> **Exercise directions**
Please retype the data in full and exactly; the pictures are not part of the copy.

Extracted data entries
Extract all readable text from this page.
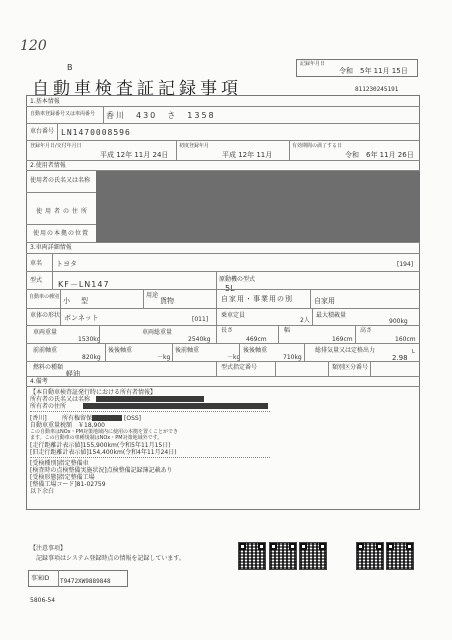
120
B
自動車検査証記録事項
記録年月日
令和　5年 11月 15日
811230245191
1.基本情報
自動車登録番号又は車両番号 香川　430　さ　1358
車台番号 LN1470008596
登録年月日/交付年月日
平成 12年 11月 24日
初度登録年月
平成 12年 11月
有効期間の満了する日
令和　6年 11月 26日
2.使用者情報
使用者の氏名又は名称
使用者の住所
使用の本拠の位置
3.車両詳細情報
車名 トヨタ	[194]
型式 KF－LN147
原動機の型式
5L
自動車の種別 小　型
用途
貨物	自家用・事業用の別	自家用
車体の形状 ボンネット	[011]
乗車定員
2人
最大積載量
900kg
車両重量
1530kg
車両総重量
2540kg
長さ
469cm
幅
169cm
高さ
160cm
前前軸重
820kg
後後軸重
－kg
後前軸重
－kg
後後軸重
710kg
総排気量又は定格出力
2.98
L
燃料の種類
軽油
型式指定番号	類別区分番号
4.備考
【本自動車検査証発行時における所有者情報】
所有者の氏名又は名称
所有者の住所
[香川]　 所有権留保	[OSS]
自動車重量税額　￥18,900
この自動車はNOx・PM対策地域内に使用の本拠を置くことができ
ます。この自動車の車種規制はNOx・PM対策地域外です。
[走行距離計表示値]155,900km(令和5年11月15日)
[旧走行距離計表示値]154,400km(令和4年11月24日)
[受検種別]指定整備車
[検査時の点検整備実施状況]点検整備記録簿記載あり
[受検形態]指定整備工場
[整備工場コード]81-02759
以下余白
【注意事項】
記録事項はシステム登録時点の情報を記録しています。
事案ID T9472XW9889848
5806-54
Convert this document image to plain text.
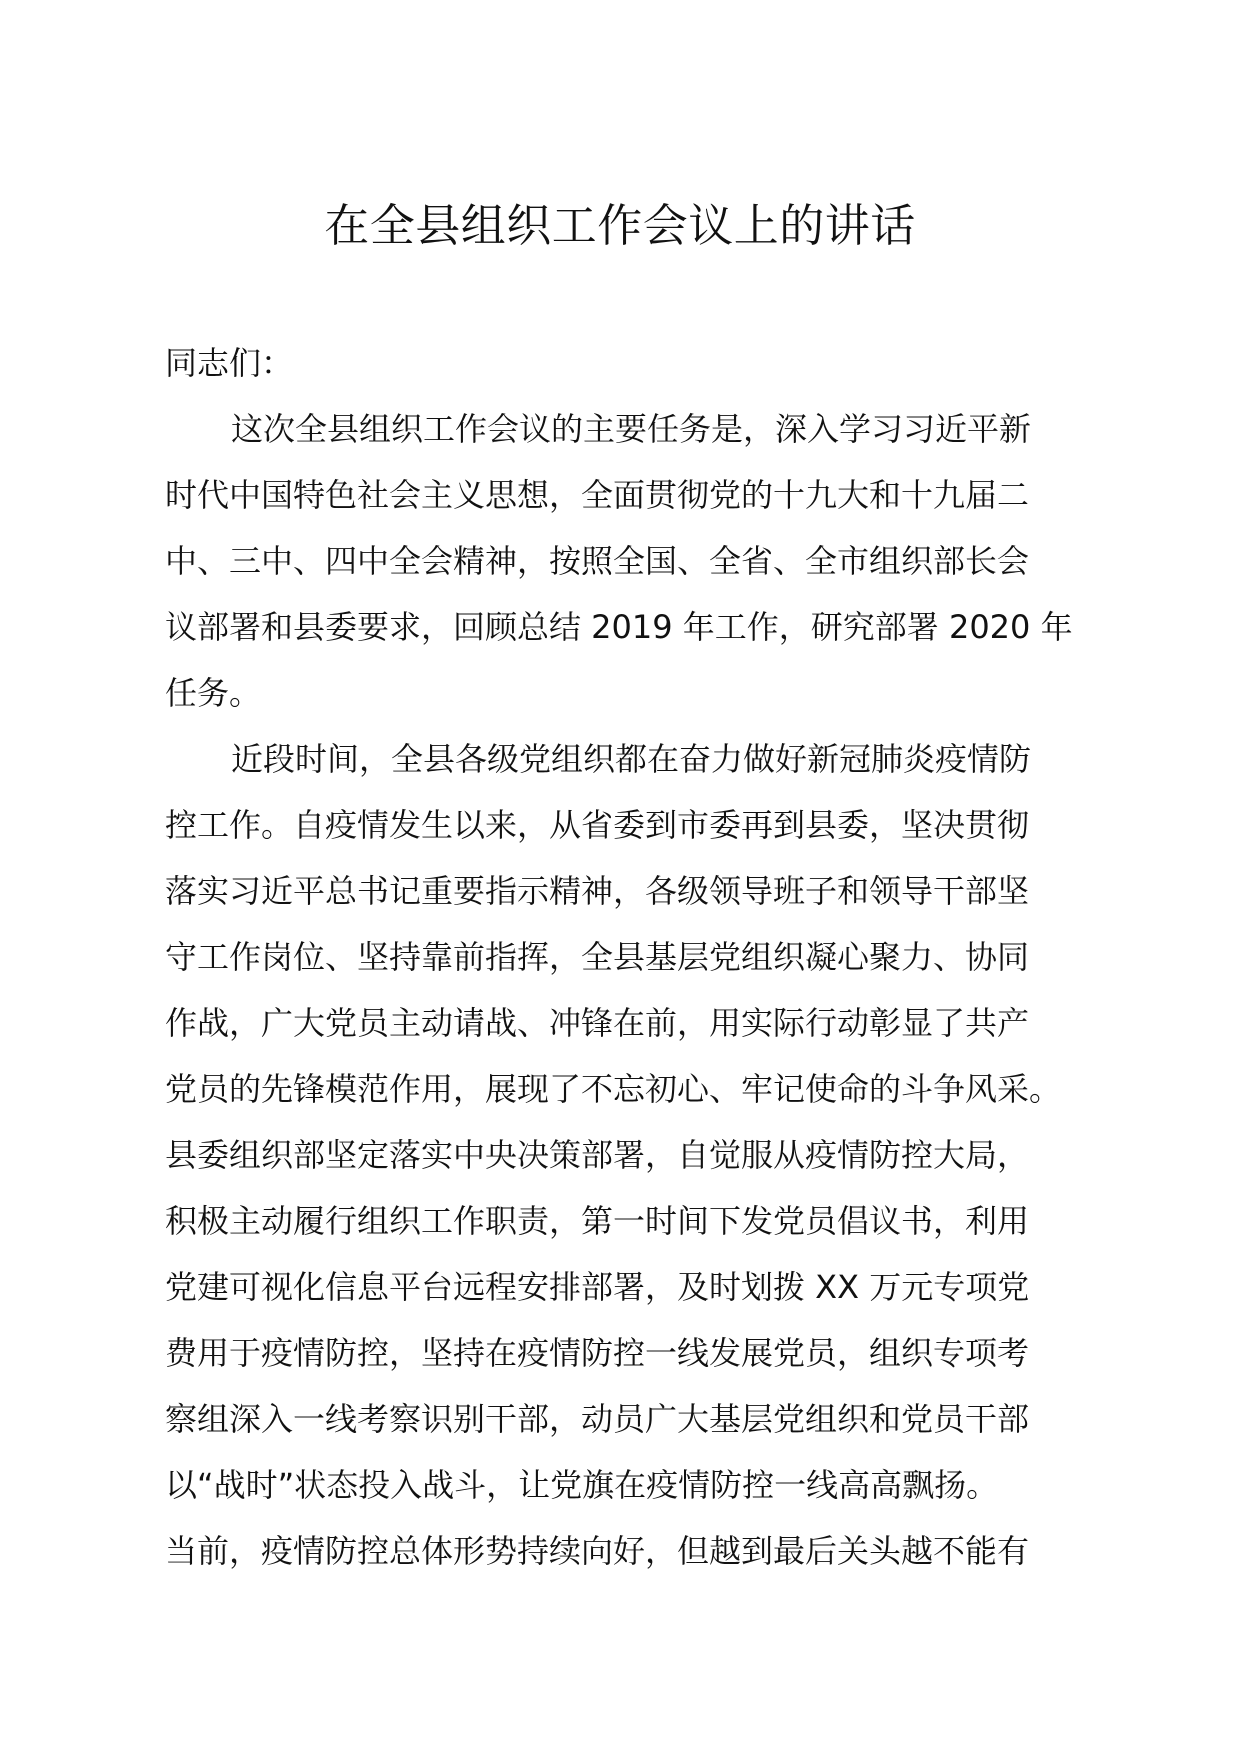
在全县组织工作会议上的讲话

同志们：

这次全县组织工作会议的主要任务是，深入学习习近平新
时代中国特色社会主义思想，全面贯彻党的十九大和十九届二
中、三中、四中全会精神，按照全国、全省、全市组织部长会
议部署和县委要求，回顾总结 2019 年工作，研究部署 2020 年
任务。

近段时间，全县各级党组织都在奋力做好新冠肺炎疫情防
控工作。自疫情发生以来，从省委到市委再到县委，坚决贯彻
落实习近平总书记重要指示精神，各级领导班子和领导干部坚
守工作岗位、坚持靠前指挥，全县基层党组织凝心聚力、协同
作战，广大党员主动请战、冲锋在前，用实际行动彰显了共产
党员的先锋模范作用，展现了不忘初心、牢记使命的斗争风采。
县委组织部坚定落实中央决策部署，自觉服从疫情防控大局，
积极主动履行组织工作职责，第一时间下发党员倡议书，利用
党建可视化信息平台远程安排部署，及时划拨 XX 万元专项党
费用于疫情防控，坚持在疫情防控一线发展党员，组织专项考
察组深入一线考察识别干部，动员广大基层党组织和党员干部
以“战时”状态投入战斗，让党旗在疫情防控一线高高飘扬。
当前，疫情防控总体形势持续向好，但越到最后关头越不能有
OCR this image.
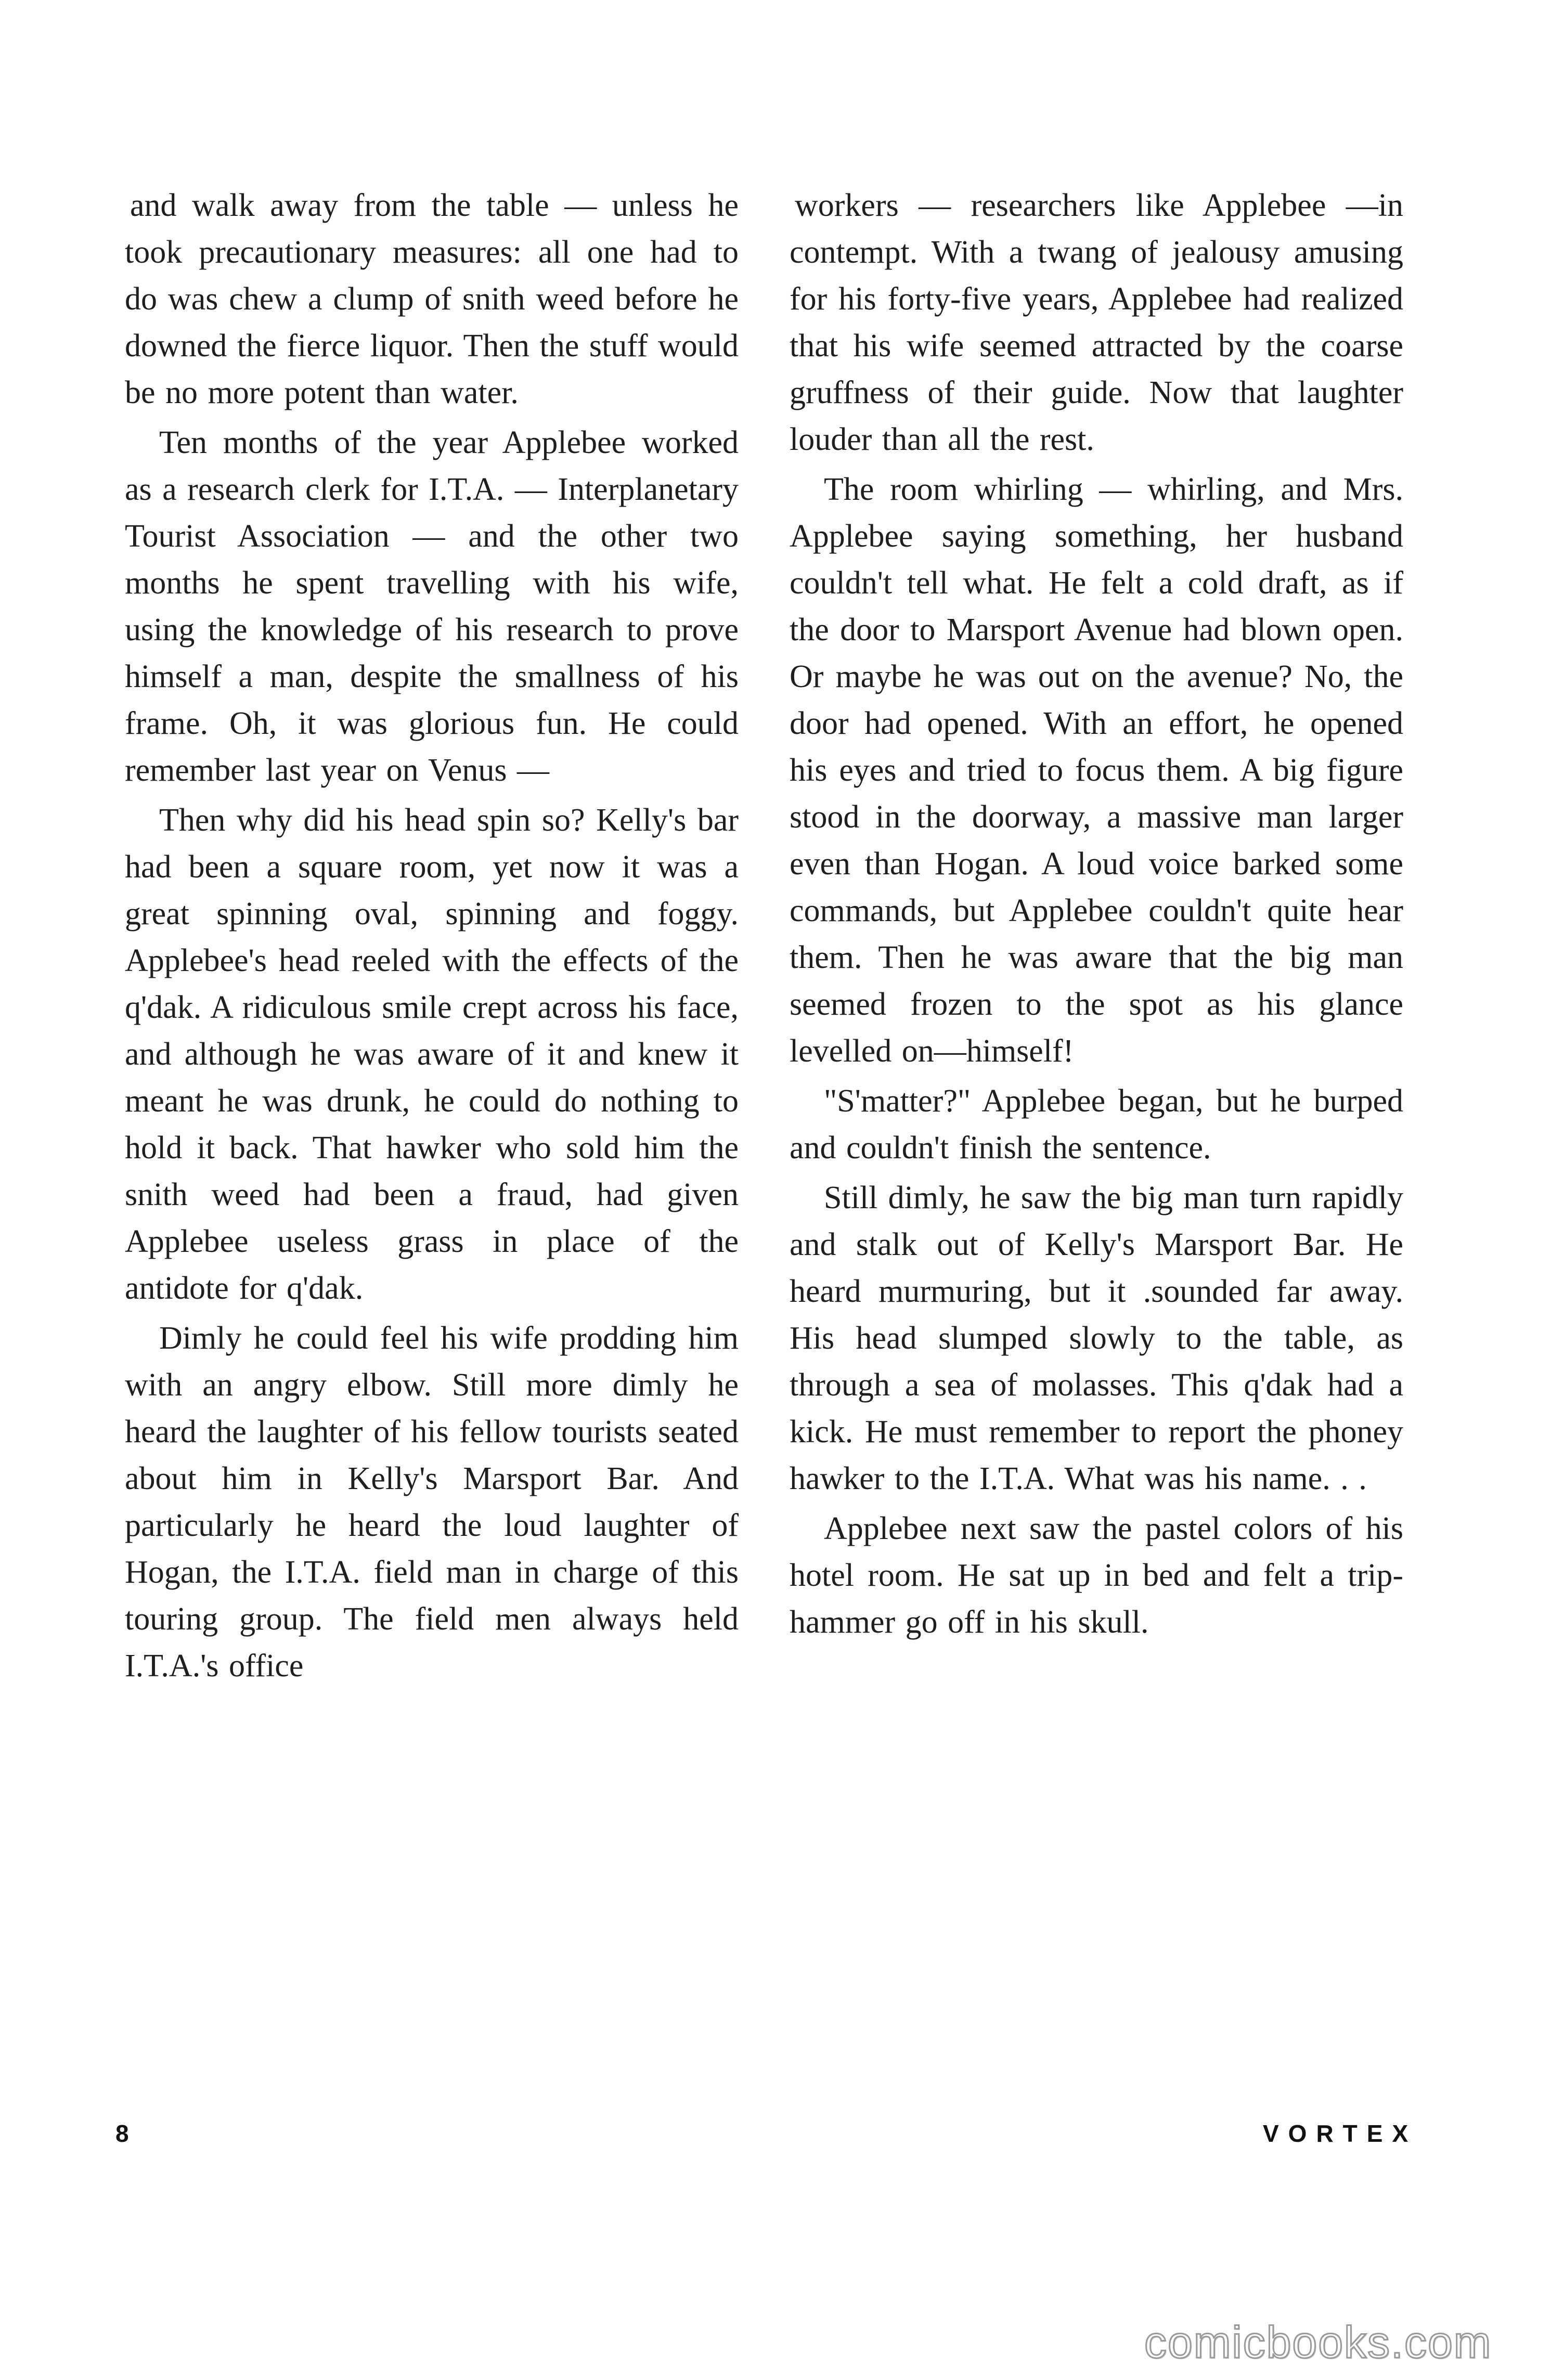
and walk away from the table — unless he took precautionary measures: all one had to do was chew a clump of snith weed before he downed the fierce liquor. Then the stuff would be no more potent than water.

Ten months of the year Applebee worked as a research clerk for I.T.A. — Interplanetary Tourist Association — and the other two months he spent travelling with his wife, using the knowledge of his research to prove himself a man, despite the smallness of his frame. Oh, it was glorious fun. He could remember last year on Venus —

Then why did his head spin so? Kelly's bar had been a square room, yet now it was a great spinning oval, spinning and foggy. Applebee's head reeled with the effects of the q'dak. A ridiculous smile crept across his face, and although he was aware of it and knew it meant he was drunk, he could do nothing to hold it back. That hawker who sold him the snith weed had been a fraud, had given Applebee useless grass in place of the antidote for q'dak.

Dimly he could feel his wife prodding him with an angry elbow. Still more dimly he heard the laughter of his fellow tourists seated about him in Kelly's Marsport Bar. And particularly he heard the loud laughter of Hogan, the I.T.A. field man in charge of this touring group. The field men always held I.T.A.'s office

workers — researchers like Applebee —in contempt. With a twang of jealousy amusing for his forty-five years, Applebee had realized that his wife seemed attracted by the coarse gruffness of their guide. Now that laughter louder than all the rest.

The room whirling — whirling, and Mrs. Applebee saying something, her husband couldn't tell what. He felt a cold draft, as if the door to Marsport Avenue had blown open. Or maybe he was out on the avenue? No, the door had opened. With an effort, he opened his eyes and tried to focus them. A big figure stood in the doorway, a massive man larger even than Hogan. A loud voice barked some commands, but Applebee couldn't quite hear them. Then he was aware that the big man seemed frozen to the spot as his glance levelled on—himself!

"S'matter?" Applebee began, but he burped and couldn't finish the sentence.

Still dimly, he saw the big man turn rapidly and stalk out of Kelly's Marsport Bar. He heard murmuring, but it .sounded far away. His head slumped slowly to the table, as through a sea of molasses. This q'dak had a kick. He must remember to report the phoney hawker to the I.T.A. What was his name. . .

Applebee next saw the pastel colors of his hotel room. He sat up in bed and felt a trip-hammer go off in his skull.

8	VORTEX
comicbooks.com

> **The answer**
Extract all readable text from this page.
120
B
自動車検査証記録事項
記録年月日
令和　5年 11月 15日
811230245191
1.基本情報
自動車登録番号又は車両番号 香川　430　さ　1358
車台番号 LN1470008596
登録年月日/交付年月日
平成 12年 11月 24日
初度登録年月
平成 12年 11月
有効期間の満了する日
令和　6年 11月 26日
2.使用者情報
使用者の氏名又は名称
使用者の住所
使用の本拠の位置
3.車両詳細情報
車名 トヨタ	[194]
型式 KF－LN147
原動機の型式
5L
自動車の種別 小　型
用途
貨物	自家用・事業用の別	自家用
車体の形状 ボンネット	[011]
乗車定員
2人
最大積載量
900kg
車両重量
1530kg
車両総重量
2540kg
長さ
469cm
幅
169cm
高さ
160cm
前前軸重
820kg
後後軸重
－kg
後前軸重
－kg
後後軸重
710kg
総排気量又は定格出力
2.98
L
燃料の種類
軽油
型式指定番号	類別区分番号
4.備考
【本自動車検査証発行時における所有者情報】
所有者の氏名又は名称
所有者の住所
[香川]　 所有権留保	[OSS]
自動車重量税額　￥18,900
この自動車はNOx・PM対策地域内に使用の本拠を置くことができ
ます。この自動車の車種規制はNOx・PM対策地域外です。
[走行距離計表示値]155,900km(令和5年11月15日)
[旧走行距離計表示値]154,400km(令和4年11月24日)
[受検種別]指定整備車
[検査時の点検整備実施状況]点検整備記録簿記載あり
[受検形態]指定整備工場
[整備工場コード]81-02759
以下余白
【注意事項】
記録事項はシステム登録時点の情報を記録しています。
事案ID T9472XW9889848
5806-54
Convert this document image to plain text.
在全县组织工作会议上的讲话

同志们：

这次全县组织工作会议的主要任务是，深入学习习近平新
时代中国特色社会主义思想，全面贯彻党的十九大和十九届二
中、三中、四中全会精神，按照全国、全省、全市组织部长会
议部署和县委要求，回顾总结 2019 年工作，研究部署 2020 年
任务。

近段时间，全县各级党组织都在奋力做好新冠肺炎疫情防
控工作。自疫情发生以来，从省委到市委再到县委，坚决贯彻
落实习近平总书记重要指示精神，各级领导班子和领导干部坚
守工作岗位、坚持靠前指挥，全县基层党组织凝心聚力、协同
作战，广大党员主动请战、冲锋在前，用实际行动彰显了共产
党员的先锋模范作用，展现了不忘初心、牢记使命的斗争风采。
县委组织部坚定落实中央决策部署，自觉服从疫情防控大局，
积极主动履行组织工作职责，第一时间下发党员倡议书，利用
党建可视化信息平台远程安排部署，及时划拨 XX 万元专项党
费用于疫情防控，坚持在疫情防控一线发展党员，组织专项考
察组深入一线考察识别干部，动员广大基层党组织和党员干部
以“战时”状态投入战斗，让党旗在疫情防控一线高高飘扬。
当前，疫情防控总体形势持续向好，但越到最后关头越不能有
OCR this image.
and walk away from the table — unless he took precautionary measures: all one had to do was chew a clump of snith weed before he downed the fierce liquor. Then the stuff would be no more potent than water.

Ten months of the year Applebee worked as a research clerk for I.T.A. — Interplanetary Tourist Association — and the other two months he spent travelling with his wife, using the knowledge of his research to prove himself a man, despite the smallness of his frame. Oh, it was glorious fun. He could remember last year on Venus —

Then why did his head spin so? Kelly's bar had been a square room, yet now it was a great spinning oval, spinning and foggy. Applebee's head reeled with the effects of the q'dak. A ridiculous smile crept across his face, and although he was aware of it and knew it meant he was drunk, he could do nothing to hold it back. That hawker who sold him the snith weed had been a fraud, had given Applebee useless grass in place of the antidote for q'dak.

Dimly he could feel his wife prodding him with an angry elbow. Still more dimly he heard the laughter of his fellow tourists seated about him in Kelly's Marsport Bar. And particularly he heard the loud laughter of Hogan, the I.T.A. field man in charge of this touring group. The field men always held I.T.A.'s office

workers — researchers like Applebee —in contempt. With a twang of jealousy amusing for his forty-five years, Applebee had realized that his wife seemed attracted by the coarse gruffness of their guide. Now that laughter louder than all the rest.

The room whirling — whirling, and Mrs. Applebee saying something, her husband couldn't tell what. He felt a cold draft, as if the door to Marsport Avenue had blown open. Or maybe he was out on the avenue? No, the door had opened. With an effort, he opened his eyes and tried to focus them. A big figure stood in the doorway, a massive man larger even than Hogan. A loud voice barked some commands, but Applebee couldn't quite hear them. Then he was aware that the big man seemed frozen to the spot as his glance levelled on—himself!

"S'matter?" Applebee began, but he burped and couldn't finish the sentence.

Still dimly, he saw the big man turn rapidly and stalk out of Kelly's Marsport Bar. He heard murmuring, but it .sounded far away. His head slumped slowly to the table, as through a sea of molasses. This q'dak had a kick. He must remember to report the phoney hawker to the I.T.A. What was his name. . .

Applebee next saw the pastel colors of his hotel room. He sat up in bed and felt a trip-hammer go off in his skull.

8	VORTEX
comicbooks.com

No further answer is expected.